Problem to work on -> Search the records for "organizations" and copy each line that holds it.

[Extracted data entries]
***

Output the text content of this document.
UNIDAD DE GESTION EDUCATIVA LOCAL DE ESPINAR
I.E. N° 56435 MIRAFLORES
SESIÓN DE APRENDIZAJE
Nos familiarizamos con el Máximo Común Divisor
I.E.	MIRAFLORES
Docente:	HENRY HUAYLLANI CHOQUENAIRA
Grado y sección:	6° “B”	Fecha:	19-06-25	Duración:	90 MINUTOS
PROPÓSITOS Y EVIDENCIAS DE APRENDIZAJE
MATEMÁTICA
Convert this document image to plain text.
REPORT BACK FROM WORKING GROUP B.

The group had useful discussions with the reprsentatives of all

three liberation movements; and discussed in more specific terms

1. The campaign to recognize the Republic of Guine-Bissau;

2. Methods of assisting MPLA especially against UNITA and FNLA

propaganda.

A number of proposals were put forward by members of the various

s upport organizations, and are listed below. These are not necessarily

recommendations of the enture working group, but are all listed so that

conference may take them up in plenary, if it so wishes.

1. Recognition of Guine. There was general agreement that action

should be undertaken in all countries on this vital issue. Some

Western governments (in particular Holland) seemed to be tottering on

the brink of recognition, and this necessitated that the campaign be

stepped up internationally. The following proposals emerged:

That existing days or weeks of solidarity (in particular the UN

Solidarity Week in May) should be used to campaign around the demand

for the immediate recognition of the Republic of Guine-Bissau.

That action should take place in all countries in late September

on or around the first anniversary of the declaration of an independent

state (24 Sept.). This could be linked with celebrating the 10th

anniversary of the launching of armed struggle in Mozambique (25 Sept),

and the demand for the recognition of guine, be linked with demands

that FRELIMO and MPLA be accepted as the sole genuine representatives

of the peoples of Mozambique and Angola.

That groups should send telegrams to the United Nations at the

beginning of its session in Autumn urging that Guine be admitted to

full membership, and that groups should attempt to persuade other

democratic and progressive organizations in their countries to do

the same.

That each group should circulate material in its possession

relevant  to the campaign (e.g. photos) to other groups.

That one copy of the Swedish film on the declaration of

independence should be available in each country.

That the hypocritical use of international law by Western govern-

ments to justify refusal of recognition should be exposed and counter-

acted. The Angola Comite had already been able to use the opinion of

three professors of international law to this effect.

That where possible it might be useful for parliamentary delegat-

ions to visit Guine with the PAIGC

***

Solution ->
s upport organizations, and are listed below. These are not necessarily
democratic and progressive organizations in their countries to do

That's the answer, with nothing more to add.